Where a line holds the word "github", copy that line.

**** DATA

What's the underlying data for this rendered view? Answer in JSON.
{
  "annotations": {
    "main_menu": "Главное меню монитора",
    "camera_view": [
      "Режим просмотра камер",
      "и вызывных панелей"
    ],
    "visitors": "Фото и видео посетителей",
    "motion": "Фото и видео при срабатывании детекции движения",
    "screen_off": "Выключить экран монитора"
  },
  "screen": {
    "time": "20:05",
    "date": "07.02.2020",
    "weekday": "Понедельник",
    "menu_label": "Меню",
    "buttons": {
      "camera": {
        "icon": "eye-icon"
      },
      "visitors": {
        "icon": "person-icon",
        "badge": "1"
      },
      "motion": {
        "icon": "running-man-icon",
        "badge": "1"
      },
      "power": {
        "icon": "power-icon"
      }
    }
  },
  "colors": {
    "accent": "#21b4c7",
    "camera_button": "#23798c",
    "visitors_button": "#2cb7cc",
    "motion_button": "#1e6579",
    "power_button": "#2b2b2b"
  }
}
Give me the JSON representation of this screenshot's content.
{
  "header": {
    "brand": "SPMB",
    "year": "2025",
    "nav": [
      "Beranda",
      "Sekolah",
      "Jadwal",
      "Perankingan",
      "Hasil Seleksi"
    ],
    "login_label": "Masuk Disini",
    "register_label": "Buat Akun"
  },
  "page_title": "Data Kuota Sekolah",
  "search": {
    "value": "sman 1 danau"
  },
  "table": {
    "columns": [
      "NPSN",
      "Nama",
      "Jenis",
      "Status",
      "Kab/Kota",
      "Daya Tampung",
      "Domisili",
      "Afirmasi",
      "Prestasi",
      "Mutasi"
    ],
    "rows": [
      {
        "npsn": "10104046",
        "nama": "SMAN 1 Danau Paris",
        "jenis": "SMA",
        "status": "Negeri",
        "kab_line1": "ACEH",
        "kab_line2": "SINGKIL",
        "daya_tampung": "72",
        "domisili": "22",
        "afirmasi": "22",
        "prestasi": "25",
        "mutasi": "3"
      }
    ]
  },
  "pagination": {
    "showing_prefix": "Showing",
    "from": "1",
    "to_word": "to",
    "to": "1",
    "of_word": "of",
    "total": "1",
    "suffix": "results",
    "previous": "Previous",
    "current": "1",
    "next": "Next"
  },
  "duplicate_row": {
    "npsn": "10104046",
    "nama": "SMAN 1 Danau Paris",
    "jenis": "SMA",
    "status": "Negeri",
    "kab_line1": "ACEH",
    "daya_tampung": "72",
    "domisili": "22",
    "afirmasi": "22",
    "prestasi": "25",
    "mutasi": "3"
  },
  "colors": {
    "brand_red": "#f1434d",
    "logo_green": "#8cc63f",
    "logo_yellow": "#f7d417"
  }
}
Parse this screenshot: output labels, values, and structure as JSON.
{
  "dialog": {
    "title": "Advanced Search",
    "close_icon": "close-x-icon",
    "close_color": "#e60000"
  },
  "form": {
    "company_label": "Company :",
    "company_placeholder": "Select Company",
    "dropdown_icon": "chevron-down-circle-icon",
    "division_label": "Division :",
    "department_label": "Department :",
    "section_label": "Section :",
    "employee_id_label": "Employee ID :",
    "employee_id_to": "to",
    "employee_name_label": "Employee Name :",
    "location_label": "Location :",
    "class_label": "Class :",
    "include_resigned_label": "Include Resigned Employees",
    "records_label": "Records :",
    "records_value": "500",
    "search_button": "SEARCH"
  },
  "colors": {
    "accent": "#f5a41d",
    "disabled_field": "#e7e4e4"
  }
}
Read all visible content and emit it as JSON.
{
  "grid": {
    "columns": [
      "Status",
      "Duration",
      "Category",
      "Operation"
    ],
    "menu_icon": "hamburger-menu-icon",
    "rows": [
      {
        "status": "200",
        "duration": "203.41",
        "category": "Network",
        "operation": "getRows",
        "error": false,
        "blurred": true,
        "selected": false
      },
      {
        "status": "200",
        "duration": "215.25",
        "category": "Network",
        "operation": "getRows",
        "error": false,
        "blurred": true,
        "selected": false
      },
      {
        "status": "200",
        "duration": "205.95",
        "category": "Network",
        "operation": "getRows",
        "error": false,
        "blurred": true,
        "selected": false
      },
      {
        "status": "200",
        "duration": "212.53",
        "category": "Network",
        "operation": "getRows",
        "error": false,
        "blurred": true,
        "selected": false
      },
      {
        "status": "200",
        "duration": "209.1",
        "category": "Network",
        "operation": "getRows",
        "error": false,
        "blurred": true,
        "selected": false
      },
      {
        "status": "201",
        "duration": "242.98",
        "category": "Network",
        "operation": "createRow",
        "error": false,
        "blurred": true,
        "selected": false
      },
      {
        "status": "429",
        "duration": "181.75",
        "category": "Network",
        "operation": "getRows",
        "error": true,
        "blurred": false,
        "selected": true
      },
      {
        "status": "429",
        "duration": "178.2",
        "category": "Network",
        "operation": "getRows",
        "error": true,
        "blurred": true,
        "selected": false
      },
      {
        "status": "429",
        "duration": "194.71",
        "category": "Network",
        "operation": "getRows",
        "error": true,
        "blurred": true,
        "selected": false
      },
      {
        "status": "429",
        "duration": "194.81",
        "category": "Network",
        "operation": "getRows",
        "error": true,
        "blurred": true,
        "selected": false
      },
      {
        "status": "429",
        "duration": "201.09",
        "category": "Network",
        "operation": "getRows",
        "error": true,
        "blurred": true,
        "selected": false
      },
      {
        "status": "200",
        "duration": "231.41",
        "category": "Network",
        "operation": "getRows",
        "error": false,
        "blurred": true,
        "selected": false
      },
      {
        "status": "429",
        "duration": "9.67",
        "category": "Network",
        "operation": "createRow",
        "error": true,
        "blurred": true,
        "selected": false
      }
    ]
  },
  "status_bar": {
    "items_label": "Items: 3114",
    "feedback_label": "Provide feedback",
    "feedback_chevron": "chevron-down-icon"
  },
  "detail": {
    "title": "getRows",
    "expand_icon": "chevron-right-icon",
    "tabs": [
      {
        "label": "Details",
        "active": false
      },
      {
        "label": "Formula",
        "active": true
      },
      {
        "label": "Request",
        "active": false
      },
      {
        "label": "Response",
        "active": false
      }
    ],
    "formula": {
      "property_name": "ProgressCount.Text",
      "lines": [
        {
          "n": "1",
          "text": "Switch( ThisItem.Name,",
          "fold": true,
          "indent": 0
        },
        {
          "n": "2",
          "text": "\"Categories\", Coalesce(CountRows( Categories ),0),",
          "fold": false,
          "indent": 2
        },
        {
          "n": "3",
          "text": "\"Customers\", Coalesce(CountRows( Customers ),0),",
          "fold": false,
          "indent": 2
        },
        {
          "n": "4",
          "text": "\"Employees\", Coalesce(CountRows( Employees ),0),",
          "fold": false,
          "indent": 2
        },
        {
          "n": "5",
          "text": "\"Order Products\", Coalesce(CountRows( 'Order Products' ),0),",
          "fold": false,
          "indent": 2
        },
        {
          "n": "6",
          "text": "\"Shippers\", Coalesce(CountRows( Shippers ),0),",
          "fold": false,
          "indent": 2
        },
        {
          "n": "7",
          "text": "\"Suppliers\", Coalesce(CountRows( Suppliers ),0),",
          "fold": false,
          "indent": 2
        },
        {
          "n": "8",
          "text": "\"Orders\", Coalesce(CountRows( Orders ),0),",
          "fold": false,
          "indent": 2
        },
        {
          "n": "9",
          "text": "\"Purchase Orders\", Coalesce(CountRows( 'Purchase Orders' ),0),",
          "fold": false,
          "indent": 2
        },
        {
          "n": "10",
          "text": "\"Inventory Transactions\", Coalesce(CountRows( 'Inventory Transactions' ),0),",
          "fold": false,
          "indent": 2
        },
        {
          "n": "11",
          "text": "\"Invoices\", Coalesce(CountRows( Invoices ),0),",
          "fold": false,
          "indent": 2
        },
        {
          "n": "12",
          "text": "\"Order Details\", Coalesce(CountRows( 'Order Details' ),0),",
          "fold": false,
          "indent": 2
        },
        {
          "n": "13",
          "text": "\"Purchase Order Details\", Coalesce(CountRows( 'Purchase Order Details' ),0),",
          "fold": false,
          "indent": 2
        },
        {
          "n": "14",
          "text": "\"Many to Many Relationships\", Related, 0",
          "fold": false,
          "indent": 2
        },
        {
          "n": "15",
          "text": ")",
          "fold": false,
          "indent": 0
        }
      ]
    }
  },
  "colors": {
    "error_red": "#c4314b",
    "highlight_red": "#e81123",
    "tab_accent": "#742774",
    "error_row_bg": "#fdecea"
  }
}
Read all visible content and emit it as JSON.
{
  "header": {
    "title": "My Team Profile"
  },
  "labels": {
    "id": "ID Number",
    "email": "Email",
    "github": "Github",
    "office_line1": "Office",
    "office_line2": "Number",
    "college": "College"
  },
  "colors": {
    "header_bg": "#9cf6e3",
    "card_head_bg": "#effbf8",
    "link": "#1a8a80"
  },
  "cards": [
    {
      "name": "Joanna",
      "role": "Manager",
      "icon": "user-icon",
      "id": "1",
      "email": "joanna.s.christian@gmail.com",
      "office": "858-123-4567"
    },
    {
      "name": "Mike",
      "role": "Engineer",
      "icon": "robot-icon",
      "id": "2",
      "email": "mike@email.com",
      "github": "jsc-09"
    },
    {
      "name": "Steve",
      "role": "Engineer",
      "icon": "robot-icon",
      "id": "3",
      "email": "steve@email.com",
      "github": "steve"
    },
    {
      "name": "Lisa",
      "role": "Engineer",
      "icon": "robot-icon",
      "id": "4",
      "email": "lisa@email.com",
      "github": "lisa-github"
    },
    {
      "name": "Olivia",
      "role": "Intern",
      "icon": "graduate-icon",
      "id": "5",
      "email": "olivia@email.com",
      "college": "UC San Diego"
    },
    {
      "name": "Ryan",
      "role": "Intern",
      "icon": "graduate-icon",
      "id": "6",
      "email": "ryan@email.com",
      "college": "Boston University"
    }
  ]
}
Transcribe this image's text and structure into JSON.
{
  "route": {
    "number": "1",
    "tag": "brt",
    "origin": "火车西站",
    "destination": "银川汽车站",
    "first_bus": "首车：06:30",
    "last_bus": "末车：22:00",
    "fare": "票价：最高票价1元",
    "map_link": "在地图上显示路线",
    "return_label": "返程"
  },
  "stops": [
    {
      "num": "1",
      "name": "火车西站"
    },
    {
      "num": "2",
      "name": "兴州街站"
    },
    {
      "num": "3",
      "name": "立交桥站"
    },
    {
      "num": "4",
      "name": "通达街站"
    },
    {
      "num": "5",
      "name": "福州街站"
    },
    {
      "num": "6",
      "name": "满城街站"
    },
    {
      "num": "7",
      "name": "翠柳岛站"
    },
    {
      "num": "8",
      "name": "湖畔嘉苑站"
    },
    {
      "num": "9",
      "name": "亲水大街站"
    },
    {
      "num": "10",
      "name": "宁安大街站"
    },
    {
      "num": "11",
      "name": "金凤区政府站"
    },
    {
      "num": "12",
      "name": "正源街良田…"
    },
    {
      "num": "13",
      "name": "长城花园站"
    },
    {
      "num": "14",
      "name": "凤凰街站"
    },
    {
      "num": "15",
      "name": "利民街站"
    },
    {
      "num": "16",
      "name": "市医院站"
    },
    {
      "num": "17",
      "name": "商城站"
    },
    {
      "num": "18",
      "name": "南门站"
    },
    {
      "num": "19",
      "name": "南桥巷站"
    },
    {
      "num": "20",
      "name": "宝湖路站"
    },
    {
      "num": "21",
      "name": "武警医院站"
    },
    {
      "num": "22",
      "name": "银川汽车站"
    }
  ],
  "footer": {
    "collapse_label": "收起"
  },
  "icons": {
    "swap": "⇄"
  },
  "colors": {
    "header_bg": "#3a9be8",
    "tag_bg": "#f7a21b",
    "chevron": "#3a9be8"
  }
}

********

_ANSWER_.
    "github": "Github",
      "github": "jsc-09"
      "github": "steve"
      "github": "lisa-github"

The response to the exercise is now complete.